Not only that, you can check your M$ account and see what devices are listed there, so you know if you can do a clean install or not. Do the upgrade, get it activated, verify that it is listed in your account, then feel free to do a fresh install without activation issues ever.


----------



## rtwjunkie (Jul 31, 2015)

MxPhenom 216 said:


> Does anyone with an OS that just released 2 days ago?? And I was responding to cadaveca because I thought his reply was pretty funny, and quite accurate


 
Actually, that's the problem. His reply was not accurate (pointed to a forum, not the official word, and also not completely accurate), and they were haughty and condescending, so not funny. No one, not even the most historically over-the-top Microsoft supporter (You, ) can deny that MS have been the least clear they have EVER been about all the rules, and very likely it was purposeful.


----------



## TheMailMan78 (Jul 31, 2015)

cadaveca said:


> Not only that, you can check your M$ account and see what devices are listed there, so you know if you can do a clean install or not. Do the upgrade, get it activated, verify that it is listed in your account, then feel free to do a fresh install without activation issues ever.


Yup! I saw it in there this morning. I really like this new activation route they have gone so far. Super easy to maintain.


----------



## cadaveca (Jul 31, 2015)

rtwjunkie said:


> Actually, that's the problem. His reply was not accurate (pointed to a forum, not the official word, and also not completely accurate), and they were haughty and condescending, so not funny. No one, not even the most historically over-the-top Microsoft supporter (You, ) can deny that MS have been the least clear they have EVER been about all the rules, and very likely it was purposeful.


I don't agree. To me, what you are suggesting is laughable. They aren't a nefarious company trying to take over your life...they simply want access to your life so they can sell you stuff you already want. 

I'll agree, my sense of humour doesn't always come over well, but the difference for MxPhenom is that he and I have talked many many times in teamspeak, and sarcasm and such is related easier in voice than text. He knows I'm just being a bit of an ass, but I do feel Qubit is as well. NO big deal. Qubit asked me to use smilies... meh... that's not as fun. Peverse, sure, but I never claimed to be normal. ROFL. I didn't post that yesterday in response to YOU, sir, and if you felt that way , Ido apologize. That comment I posted yesterday was directed at qubit.

====

> _GIVEN EXERCISE_: Write the next part of the forum thread about Microsoft account activation and clean installs, starting after its last sentence.

> _GIVEN MATERIAL_:
====

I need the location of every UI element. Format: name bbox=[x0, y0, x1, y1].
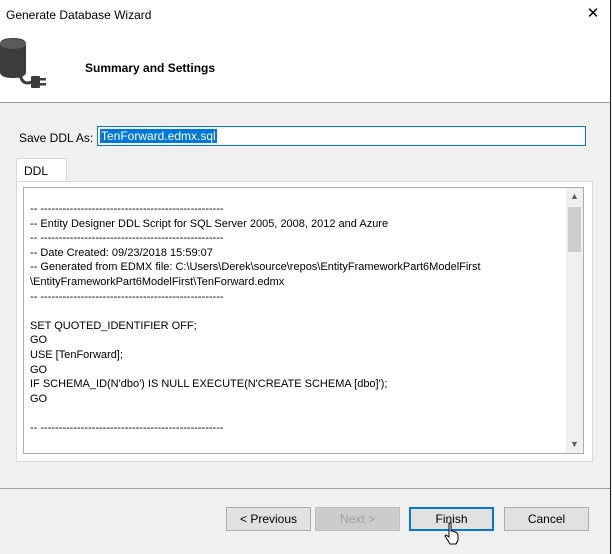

====

> _SOLVED PROBLEM_:
----------



## rtwjunkie (Jul 31, 2015)

cadaveca said:


> I don't agree. To me, what you are suggesting is laughable. They aren't a nefarious company trying to take over your life...they simply want access to your life so they can sell you stuff you already want.


 
That is certainly an interesting take on things! It made me laugh


----------



## KainXS (Jul 31, 2015)

Folterknecht said:


> Is it possible to pull an image of the current OS (Win7 Pro in my case with orginal 64bit disc), after that upgrade to Win10 and put back the old image after more than 30 days? Will the key still be valid?
> 
> This whole Win10 upgrade thing is a fucking mess. Combine that with all the data collecting BS and I m really starting to think about going back to the old days of using an OS.



The old key is still valid after upgrading to 10 right now at least, I actually upgraded to 10(was already activated) then wanted to clean install so I downloaded the iso and then realized upon reinstall I installed 32bit instead of 64 bit so I reinstalled windows 7 and my windows 7 key still activated after the 10 upgrade and then downloaded the 10 iso again(this time 64bit) and it activated automatically.

so as it stands if you upgrade to 10 right now your 7 or 8 key is still valid but in 30 days, I'm gonna guess it will still be valid.

Is it a mess for some people, I would agree completely, it was for me. Original upgrade failed and had to reinstall 7 to see that you don't get the update to get the GWX app after upgrading(whether or not it fails or succeeds) and need to manually install windows 10 with the tool but I have 4 other devices I upgrade to and all 4 worked fine with the upgrade, even my bay trail device(Pipo X7) so I'm guessing the download was corrupted maybe or something since the first day the servers were getting hammered hard.


----------



## MxPhenom 216 (Jul 31, 2015)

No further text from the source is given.